Data records
- - - - -
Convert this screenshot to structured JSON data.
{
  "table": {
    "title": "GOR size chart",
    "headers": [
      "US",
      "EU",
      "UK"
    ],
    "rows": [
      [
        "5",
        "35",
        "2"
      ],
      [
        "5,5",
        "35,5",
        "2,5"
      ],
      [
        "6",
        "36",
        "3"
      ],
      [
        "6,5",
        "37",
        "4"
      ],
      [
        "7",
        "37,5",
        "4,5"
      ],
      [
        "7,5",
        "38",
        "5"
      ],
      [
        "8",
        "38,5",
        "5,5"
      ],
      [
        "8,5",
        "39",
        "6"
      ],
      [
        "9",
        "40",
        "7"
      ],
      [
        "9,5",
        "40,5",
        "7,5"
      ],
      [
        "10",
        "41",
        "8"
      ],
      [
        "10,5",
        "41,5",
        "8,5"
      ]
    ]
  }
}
- - - - -
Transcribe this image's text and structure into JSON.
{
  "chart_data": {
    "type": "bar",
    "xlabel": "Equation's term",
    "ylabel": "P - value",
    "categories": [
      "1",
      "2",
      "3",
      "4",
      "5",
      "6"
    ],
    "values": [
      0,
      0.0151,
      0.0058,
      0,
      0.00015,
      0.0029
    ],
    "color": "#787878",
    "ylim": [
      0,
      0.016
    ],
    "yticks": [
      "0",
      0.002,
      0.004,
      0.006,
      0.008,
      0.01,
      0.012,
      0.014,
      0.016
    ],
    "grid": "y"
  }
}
- - - - -
Instructions to follow:
In the entries above, find each line with the word "this" and show it.

Solution to the problem:
Convert this screenshot to structured JSON data.
Transcribe this image's text and structure into JSON.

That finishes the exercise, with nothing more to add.